* [Textauszug]:
---+---
Das Team von
Ilpost.it bringt eine
fantastische und geduldige Recherche zur Frage, wie ausgerechnet die technisch und administrativ so moderne
Lombardei zum Epizentrum der Coronakrise in Italien werden konnte: Die
Hälfte der Toten sind in dieser Region zu beklagen. Die von ferne häufig gestellte Diagnose, dass die Privatisierung schuld sei, reicht nicht ganz aus, es handelt sich um ein ganzes Bündel von Faktoren. Aber ja, der charismatische von 1995 bis 2013 regierende Präsident der Region
Roberto Formigoni von Berlusconis Forza Italia war ein Fürsprecher der Privatisierung - allerdings in unguter Promiskuität von
Staat,
Unternehmern - und wie die Reporter nur andeuten -
katholischen Einflusskreisen. Das Gesundheitssystem obliegt in Italien den Regionen. Formigoni reformierte das System so, dass es zur Hälfte privat, zur Hälfte staatlich ist. Nur bekamen die privaten Kliniken die prestigeträchtige Apparatemedizin und die überforderte staatliche Hälfte die Alltags- und Notfallmedizin. Aber als ein bedeutender Faktor kam auch
unterschiedliche Kompetenz in den Regionen hinzu: "In der Lombardei leben mehr als doppelt so viele Menschen wie in der Region Venetien, es gibt viermal so viele bestätigte Infektionen (und das, obwohl fast nur Menschen mit Vorerkrankungen getestet wurden) und genau zehnmal so viele Todesfälle. Dennoch wurden im April in der Lombardei im Durchschnitt etwa 8.520 Tests pro Tag verarbeitet, im Veneto etwa 7.880. Diese Einschränkungen in der Kapazität,
Patienten zu testen und einer Ansteckung auf die Spur zu kommen, erwiesen sich als besonders problematisch." Dennoch weigern sich die Reporter am Ende ihres Artikels sehr fair, eine
eindeutige Schuldzuweisung zu treffen - es handle sich auch um eine unglückliche Verkettung, die diese Region besonders früh und hart getroffen hat. Bei einem schlechteren Gesundheitswesen hätte es noch wesentlich mehr Tote gegeben, so die Autoren.
---+---
* [Entnommenes Material]:
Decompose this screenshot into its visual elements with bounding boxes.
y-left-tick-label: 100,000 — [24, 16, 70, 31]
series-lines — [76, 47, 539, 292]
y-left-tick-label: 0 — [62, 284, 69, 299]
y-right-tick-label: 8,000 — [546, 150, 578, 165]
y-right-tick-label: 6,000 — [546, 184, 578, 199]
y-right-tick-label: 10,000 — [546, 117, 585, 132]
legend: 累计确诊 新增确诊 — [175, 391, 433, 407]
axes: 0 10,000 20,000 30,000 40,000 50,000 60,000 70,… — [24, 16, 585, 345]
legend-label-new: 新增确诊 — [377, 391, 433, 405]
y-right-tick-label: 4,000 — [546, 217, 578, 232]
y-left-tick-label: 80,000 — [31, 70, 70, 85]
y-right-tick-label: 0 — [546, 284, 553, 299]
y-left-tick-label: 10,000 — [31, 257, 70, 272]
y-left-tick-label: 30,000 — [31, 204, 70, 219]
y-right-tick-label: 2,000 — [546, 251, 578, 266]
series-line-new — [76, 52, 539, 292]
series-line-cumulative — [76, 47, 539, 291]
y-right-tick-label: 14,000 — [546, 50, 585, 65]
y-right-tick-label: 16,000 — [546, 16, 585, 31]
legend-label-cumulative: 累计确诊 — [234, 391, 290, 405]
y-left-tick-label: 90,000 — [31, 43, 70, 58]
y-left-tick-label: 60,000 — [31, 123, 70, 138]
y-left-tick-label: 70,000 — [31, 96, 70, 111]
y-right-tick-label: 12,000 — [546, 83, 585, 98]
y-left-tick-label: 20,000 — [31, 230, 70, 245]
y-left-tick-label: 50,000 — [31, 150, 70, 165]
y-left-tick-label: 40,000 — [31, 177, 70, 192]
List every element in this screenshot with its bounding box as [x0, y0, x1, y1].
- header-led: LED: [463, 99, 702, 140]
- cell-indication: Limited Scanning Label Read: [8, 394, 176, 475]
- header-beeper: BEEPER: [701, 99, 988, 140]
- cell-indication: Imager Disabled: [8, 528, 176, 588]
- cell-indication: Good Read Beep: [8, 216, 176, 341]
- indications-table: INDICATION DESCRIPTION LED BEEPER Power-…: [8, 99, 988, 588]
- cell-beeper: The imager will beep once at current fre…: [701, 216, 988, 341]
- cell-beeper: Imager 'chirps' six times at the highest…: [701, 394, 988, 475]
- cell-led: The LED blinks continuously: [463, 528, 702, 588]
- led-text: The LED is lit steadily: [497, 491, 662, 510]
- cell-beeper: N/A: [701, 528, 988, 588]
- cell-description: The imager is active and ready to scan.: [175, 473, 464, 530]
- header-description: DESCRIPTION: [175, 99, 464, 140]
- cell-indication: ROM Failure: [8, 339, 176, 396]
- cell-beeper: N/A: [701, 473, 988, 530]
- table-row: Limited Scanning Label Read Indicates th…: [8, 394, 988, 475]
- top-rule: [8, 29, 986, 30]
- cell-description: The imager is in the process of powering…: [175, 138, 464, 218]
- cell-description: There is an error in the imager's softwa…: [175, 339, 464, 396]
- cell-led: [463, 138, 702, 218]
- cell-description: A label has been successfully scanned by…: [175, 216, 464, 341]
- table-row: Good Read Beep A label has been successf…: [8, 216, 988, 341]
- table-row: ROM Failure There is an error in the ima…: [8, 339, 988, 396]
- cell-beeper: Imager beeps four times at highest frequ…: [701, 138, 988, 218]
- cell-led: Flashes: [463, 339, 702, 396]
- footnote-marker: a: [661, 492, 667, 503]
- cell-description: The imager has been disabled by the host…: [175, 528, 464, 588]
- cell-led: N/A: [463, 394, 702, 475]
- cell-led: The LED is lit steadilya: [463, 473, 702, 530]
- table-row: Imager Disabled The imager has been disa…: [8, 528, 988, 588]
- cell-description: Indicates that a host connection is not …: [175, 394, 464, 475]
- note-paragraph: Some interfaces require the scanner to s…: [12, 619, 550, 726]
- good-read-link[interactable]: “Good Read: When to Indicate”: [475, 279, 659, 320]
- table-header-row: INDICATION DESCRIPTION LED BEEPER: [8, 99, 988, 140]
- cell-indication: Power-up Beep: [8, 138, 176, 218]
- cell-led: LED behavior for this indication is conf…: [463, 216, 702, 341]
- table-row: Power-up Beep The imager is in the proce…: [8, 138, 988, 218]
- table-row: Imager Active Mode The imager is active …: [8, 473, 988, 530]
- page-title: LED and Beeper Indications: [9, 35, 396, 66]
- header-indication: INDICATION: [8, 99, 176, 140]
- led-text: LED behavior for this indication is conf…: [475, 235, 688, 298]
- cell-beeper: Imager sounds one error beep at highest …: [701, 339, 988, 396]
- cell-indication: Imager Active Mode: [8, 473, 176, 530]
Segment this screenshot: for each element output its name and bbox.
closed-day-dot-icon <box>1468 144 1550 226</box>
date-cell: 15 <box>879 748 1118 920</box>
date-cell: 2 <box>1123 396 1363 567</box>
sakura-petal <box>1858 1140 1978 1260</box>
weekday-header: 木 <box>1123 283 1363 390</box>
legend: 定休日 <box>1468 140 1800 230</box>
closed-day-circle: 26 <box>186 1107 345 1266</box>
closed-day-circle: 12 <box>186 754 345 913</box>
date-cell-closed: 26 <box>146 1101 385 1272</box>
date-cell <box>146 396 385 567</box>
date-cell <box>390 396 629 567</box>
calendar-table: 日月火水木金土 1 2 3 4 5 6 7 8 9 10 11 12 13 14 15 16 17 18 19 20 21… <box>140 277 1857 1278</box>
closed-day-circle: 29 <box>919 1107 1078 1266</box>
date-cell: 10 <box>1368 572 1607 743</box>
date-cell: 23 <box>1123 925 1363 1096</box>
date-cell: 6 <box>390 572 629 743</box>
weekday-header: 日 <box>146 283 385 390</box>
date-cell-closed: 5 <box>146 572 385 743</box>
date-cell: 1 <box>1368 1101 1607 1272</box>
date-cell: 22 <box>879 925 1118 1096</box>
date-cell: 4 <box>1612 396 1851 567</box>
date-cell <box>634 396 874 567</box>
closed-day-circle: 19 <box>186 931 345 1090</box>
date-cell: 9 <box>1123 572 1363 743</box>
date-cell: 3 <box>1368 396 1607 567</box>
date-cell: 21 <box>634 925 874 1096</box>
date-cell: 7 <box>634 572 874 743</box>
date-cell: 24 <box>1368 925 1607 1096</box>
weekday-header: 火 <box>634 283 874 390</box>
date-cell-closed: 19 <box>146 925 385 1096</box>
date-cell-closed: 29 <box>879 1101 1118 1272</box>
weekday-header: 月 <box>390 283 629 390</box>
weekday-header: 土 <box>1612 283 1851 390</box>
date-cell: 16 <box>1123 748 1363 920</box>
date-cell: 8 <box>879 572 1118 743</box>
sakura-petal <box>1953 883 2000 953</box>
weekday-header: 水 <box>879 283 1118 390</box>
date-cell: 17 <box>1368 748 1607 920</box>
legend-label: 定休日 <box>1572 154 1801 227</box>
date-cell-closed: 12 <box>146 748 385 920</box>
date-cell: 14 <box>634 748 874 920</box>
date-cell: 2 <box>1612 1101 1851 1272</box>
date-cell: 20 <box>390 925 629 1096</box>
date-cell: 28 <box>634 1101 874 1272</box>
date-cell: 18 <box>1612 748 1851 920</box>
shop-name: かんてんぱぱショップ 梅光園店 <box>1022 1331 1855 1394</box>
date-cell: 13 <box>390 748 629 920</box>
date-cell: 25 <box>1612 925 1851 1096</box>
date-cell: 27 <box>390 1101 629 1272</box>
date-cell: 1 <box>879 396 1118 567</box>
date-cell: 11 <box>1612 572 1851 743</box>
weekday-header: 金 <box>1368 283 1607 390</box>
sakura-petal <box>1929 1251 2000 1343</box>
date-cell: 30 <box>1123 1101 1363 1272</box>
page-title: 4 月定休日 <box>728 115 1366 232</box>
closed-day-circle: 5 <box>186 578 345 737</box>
---+---
* [Zu lösende Aufgaben]:
• 1. Zählen Sie bitte alle Bereiche auf, die der Textauszug im Zusammenhang mit der „unguter Promiskuität“ unter Formigoni nennt.
• 2. Wie viele Tests wurden laut Textauszug im April in der Lombardei durchschnittlich pro Tag verarbeitet?

* [Lösungen]:
• 1. Staat, Unternehmer und katholische Einflusskreise.

• 2. Etwa 8.520 Tests pro Tag.